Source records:
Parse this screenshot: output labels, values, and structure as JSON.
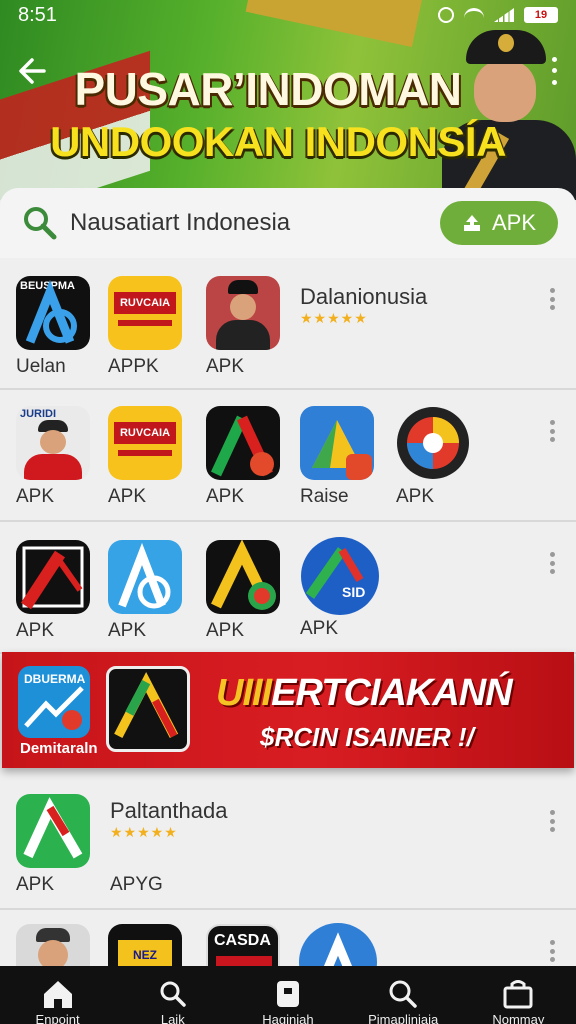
{
  "status": {
    "time": "8:51",
    "battery": "19"
  },
  "hero": {
    "title_line1": "PUSAR’INDOMAN",
    "title_line2": "UNDOOKAN INDONSÍA"
  },
  "search": {
    "text": "Nausatiart Indonesia",
    "apk_button": "APK"
  },
  "rows": [
    {
      "apps": [
        {
          "label": "Uelan",
          "icon_text": "BEUSPMA"
        },
        {
          "label": "APPK",
          "icon_text": "RUVCAIA"
        },
        {
          "label": "APK"
        }
      ],
      "title": "Dalanionusia",
      "rating": "★★★★★"
    },
    {
      "apps": [
        {
          "label": "APK",
          "icon_text": "JURIDI"
        },
        {
          "label": "APK",
          "icon_text": "RUVCAIA"
        },
        {
          "label": "APK"
        },
        {
          "label": "Raise"
        },
        {
          "label": "APK"
        }
      ]
    },
    {
      "apps": [
        {
          "label": "APK"
        },
        {
          "label": "APK"
        },
        {
          "label": "APK"
        },
        {
          "label": "APK",
          "icon_text": "SID"
        }
      ]
    }
  ],
  "promo": {
    "icon_text": "DBUERMA",
    "caption": "Demitaraln",
    "headline_part1": "UIII",
    "headline_part2": "ERTCIAKANŃ",
    "subline": "$RCIN ISAINER !/"
  },
  "row4": {
    "title": "Paltanthada",
    "rating": "★★★★★",
    "apps": [
      {
        "label": "APK"
      },
      {
        "label": "APYG"
      }
    ]
  },
  "row5": {
    "icon_text_a": "CASDA",
    "icon_text_b": "NEZ"
  },
  "bottom_nav": [
    "Enpoint",
    "Laik",
    "Haginiah",
    "Pimapliniaia",
    "Nommay"
  ]
}
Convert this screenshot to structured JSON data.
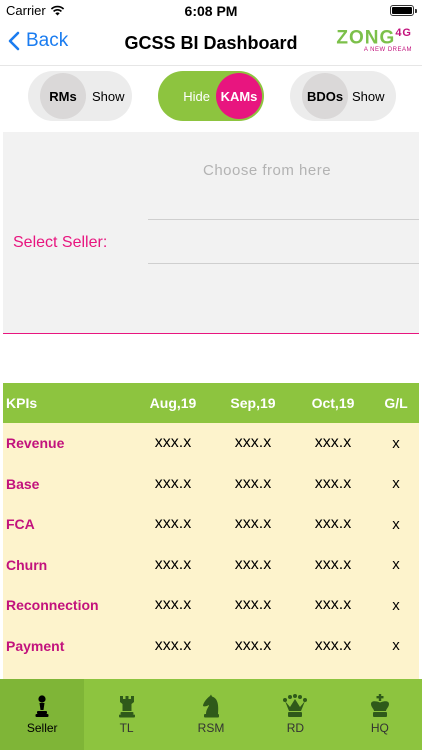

Aim of the exercise -
Print the complete listing exactly as it stands, without its pictures.

Response to this exercise -
Parse this screenshot: output labels, values, and structure as JSON.
{
  "status": {
    "time": "8:51",
    "battery": "19"
  },
  "hero": {
    "title_line1": "PUSAR’INDOMAN",
    "title_line2": "UNDOOKAN INDONSÍA"
  },
  "search": {
    "text": "Nausatiart Indonesia",
    "apk_button": "APK"
  },
  "rows": [
    {
      "apps": [
        {
          "label": "Uelan",
          "icon_text": "BEUSPMA"
        },
        {
          "label": "APPK",
          "icon_text": "RUVCAIA"
        },
        {
          "label": "APK"
        }
      ],
      "title": "Dalanionusia",
      "rating": "★★★★★"
    },
    {
      "apps": [
        {
          "label": "APK",
          "icon_text": "JURIDI"
        },
        {
          "label": "APK",
          "icon_text": "RUVCAIA"
        },
        {
          "label": "APK"
        },
        {
          "label": "Raise"
        },
        {
          "label": "APK"
        }
      ]
    },
    {
      "apps": [
        {
          "label": "APK"
        },
        {
          "label": "APK"
        },
        {
          "label": "APK"
        },
        {
          "label": "APK",
          "icon_text": "SID"
        }
      ]
    }
  ],
  "promo": {
    "icon_text": "DBUERMA",
    "caption": "Demitaraln",
    "headline_part1": "UIII",
    "headline_part2": "ERTCIAKANŃ",
    "subline": "$RCIN ISAINER !/"
  },
  "row4": {
    "title": "Paltanthada",
    "rating": "★★★★★",
    "apps": [
      {
        "label": "APK"
      },
      {
        "label": "APYG"
      }
    ]
  },
  "row5": {
    "icon_text_a": "CASDA",
    "icon_text_b": "NEZ"
  },
  "bottom_nav": [
    "Enpoint",
    "Laik",
    "Haginiah",
    "Pimapliniaia",
    "Nommay"
  ]
}
Convert this screenshot to structured JSON data.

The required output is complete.